* begin DATA EXCERPTS *

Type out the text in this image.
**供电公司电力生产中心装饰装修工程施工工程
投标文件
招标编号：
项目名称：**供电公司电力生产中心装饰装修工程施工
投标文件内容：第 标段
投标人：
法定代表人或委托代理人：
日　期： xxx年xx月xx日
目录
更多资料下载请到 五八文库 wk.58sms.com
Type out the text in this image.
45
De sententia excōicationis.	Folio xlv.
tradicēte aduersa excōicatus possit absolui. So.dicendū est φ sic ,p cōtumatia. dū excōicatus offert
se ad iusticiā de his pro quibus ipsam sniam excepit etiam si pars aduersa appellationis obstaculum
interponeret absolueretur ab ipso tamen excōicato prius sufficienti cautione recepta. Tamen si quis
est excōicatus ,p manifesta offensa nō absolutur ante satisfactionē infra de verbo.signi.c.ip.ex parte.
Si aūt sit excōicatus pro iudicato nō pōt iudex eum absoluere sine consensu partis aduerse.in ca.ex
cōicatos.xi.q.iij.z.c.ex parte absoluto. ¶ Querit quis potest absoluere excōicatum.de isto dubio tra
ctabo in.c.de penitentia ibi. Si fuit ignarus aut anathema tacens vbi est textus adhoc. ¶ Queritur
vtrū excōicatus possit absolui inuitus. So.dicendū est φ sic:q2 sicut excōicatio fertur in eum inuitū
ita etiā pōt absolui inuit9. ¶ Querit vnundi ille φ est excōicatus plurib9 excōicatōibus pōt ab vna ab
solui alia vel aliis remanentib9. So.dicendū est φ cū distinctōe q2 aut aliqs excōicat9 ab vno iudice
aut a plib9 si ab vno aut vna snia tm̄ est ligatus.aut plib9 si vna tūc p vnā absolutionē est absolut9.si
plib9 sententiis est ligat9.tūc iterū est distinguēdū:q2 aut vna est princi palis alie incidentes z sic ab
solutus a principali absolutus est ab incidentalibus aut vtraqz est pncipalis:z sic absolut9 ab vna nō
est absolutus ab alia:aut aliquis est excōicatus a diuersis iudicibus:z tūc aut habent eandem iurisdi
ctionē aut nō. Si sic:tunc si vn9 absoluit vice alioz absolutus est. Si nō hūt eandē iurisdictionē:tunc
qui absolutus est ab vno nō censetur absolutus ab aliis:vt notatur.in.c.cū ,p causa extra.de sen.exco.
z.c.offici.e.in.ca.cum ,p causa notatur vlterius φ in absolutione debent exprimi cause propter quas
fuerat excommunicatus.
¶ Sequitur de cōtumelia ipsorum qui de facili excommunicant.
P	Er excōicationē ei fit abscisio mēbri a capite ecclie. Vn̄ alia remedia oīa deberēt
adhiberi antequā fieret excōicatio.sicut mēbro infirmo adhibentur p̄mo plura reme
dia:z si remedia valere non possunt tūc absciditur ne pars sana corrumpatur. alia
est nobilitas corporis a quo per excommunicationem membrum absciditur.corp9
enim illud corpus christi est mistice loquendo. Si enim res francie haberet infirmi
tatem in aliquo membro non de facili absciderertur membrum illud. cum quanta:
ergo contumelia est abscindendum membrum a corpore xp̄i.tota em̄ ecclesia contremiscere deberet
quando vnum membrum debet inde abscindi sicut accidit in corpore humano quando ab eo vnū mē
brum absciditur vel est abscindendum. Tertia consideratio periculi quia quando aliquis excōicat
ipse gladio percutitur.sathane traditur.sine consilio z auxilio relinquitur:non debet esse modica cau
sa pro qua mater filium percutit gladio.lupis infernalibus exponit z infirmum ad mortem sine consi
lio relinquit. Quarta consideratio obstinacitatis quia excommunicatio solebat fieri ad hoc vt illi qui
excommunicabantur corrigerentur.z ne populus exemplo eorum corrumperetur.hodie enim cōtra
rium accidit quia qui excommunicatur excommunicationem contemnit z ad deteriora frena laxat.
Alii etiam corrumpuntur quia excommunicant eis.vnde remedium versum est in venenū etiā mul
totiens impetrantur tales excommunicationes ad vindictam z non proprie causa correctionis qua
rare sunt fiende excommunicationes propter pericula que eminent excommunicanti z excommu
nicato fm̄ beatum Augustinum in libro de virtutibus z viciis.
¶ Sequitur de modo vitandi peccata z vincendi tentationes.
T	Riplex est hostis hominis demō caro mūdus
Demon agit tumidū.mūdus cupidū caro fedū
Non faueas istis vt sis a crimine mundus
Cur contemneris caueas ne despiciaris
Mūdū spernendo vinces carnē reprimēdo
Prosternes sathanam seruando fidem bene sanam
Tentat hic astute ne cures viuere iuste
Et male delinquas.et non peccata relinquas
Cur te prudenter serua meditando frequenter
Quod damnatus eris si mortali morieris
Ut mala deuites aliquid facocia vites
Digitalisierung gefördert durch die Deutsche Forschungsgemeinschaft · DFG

* end DATA EXCERPTS *

Reproduce each line verbatim.

Type out the text in this image.
**供电公司电力生产中心装饰装修工程施工工程
投标文件
招标编号：
项目名称：**供电公司电力生产中心装饰装修工程施工
投标文件内容：第 标段
投标人：
法定代表人或委托代理人：
日　期： xxx年xx月xx日
目录
更多资料下载请到 五八文库 wk.58sms.com
Type out the text in this image.
45
De sententia excōicationis.	Folio xlv.
tradicēte aduersa excōicatus possit absolui. So.dicendū est φ sic ,p cōtumatia. dū excōicatus offert
se ad iusticiā de his pro quibus ipsam sniam excepit etiam si pars aduersa appellationis obstaculum
interponeret absolueretur ab ipso tamen excōicato prius sufficienti cautione recepta. Tamen si quis
est excōicatus ,p manifesta offensa nō absolutur ante satisfactionē infra de verbo.signi.c.ip.ex parte.
Si aūt sit excōicatus pro iudicato nō pōt iudex eum absoluere sine consensu partis aduerse.in ca.ex
cōicatos.xi.q.iij.z.c.ex parte absoluto. ¶ Querit quis potest absoluere excōicatum.de isto dubio tra
ctabo in.c.de penitentia ibi. Si fuit ignarus aut anathema tacens vbi est textus adhoc. ¶ Queritur
vtrū excōicatus possit absolui inuitus. So.dicendū est φ sic:q2 sicut excōicatio fertur in eum inuitū
ita etiā pōt absolui inuit9. ¶ Querit vnundi ille φ est excōicatus plurib9 excōicatōibus pōt ab vna ab
solui alia vel aliis remanentib9. So.dicendū est φ cū distinctōe q2 aut aliqs excōicat9 ab vno iudice
aut a plib9 si ab vno aut vna snia tm̄ est ligatus.aut plib9 si vna tūc p vnā absolutionē est absolut9.si
plib9 sententiis est ligat9.tūc iterū est distinguēdū:q2 aut vna est princi palis alie incidentes z sic ab
solutus a principali absolutus est ab incidentalibus aut vtraqz est pncipalis:z sic absolut9 ab vna nō
est absolutus ab alia:aut aliquis est excōicatus a diuersis iudicibus:z tūc aut habent eandem iurisdi
ctionē aut nō. Si sic:tunc si vn9 absoluit vice alioz absolutus est. Si nō hūt eandē iurisdictionē:tunc
qui absolutus est ab vno nō censetur absolutus ab aliis:vt notatur.in.c.cū ,p causa extra.de sen.exco.
z.c.offici.e.in.ca.cum ,p causa notatur vlterius φ in absolutione debent exprimi cause propter quas
fuerat excommunicatus.
¶ Sequitur de cōtumelia ipsorum qui de facili excommunicant.
P	Er excōicationē ei fit abscisio mēbri a capite ecclie. Vn̄ alia remedia oīa deberēt
adhiberi antequā fieret excōicatio.sicut mēbro infirmo adhibentur p̄mo plura reme
dia:z si remedia valere non possunt tūc absciditur ne pars sana corrumpatur. alia
est nobilitas corporis a quo per excommunicationem membrum absciditur.corp9
enim illud corpus christi est mistice loquendo. Si enim res francie haberet infirmi
tatem in aliquo membro non de facili absciderertur membrum illud. cum quanta:
ergo contumelia est abscindendum membrum a corpore xp̄i.tota em̄ ecclesia contremiscere deberet
quando vnum membrum debet inde abscindi sicut accidit in corpore humano quando ab eo vnū mē
brum absciditur vel est abscindendum. Tertia consideratio periculi quia quando aliquis excōicat
ipse gladio percutitur.sathane traditur.sine consilio z auxilio relinquitur:non debet esse modica cau
sa pro qua mater filium percutit gladio.lupis infernalibus exponit z infirmum ad mortem sine consi
lio relinquit. Quarta consideratio obstinacitatis quia excommunicatio solebat fieri ad hoc vt illi qui
excommunicabantur corrigerentur.z ne populus exemplo eorum corrumperetur.hodie enim cōtra
rium accidit quia qui excommunicatur excommunicationem contemnit z ad deteriora frena laxat.
Alii etiam corrumpuntur quia excommunicant eis.vnde remedium versum est in venenū etiā mul
totiens impetrantur tales excommunicationes ad vindictam z non proprie causa correctionis qua
rare sunt fiende excommunicationes propter pericula que eminent excommunicanti z excommu
nicato fm̄ beatum Augustinum in libro de virtutibus z viciis.
¶ Sequitur de modo vitandi peccata z vincendi tentationes.
T	Riplex est hostis hominis demō caro mūdus
Demon agit tumidū.mūdus cupidū caro fedū
Non faueas istis vt sis a crimine mundus
Cur contemneris caueas ne despiciaris
Mūdū spernendo vinces carnē reprimēdo
Prosternes sathanam seruando fidem bene sanam
Tentat hic astute ne cures viuere iuste
Et male delinquas.et non peccata relinquas
Cur te prudenter serua meditando frequenter
Quod damnatus eris si mortali morieris
Ut mala deuites aliquid facocia vites
Digitalisierung gefördert durch die Deutsche Forschungsgemeinschaft · DFG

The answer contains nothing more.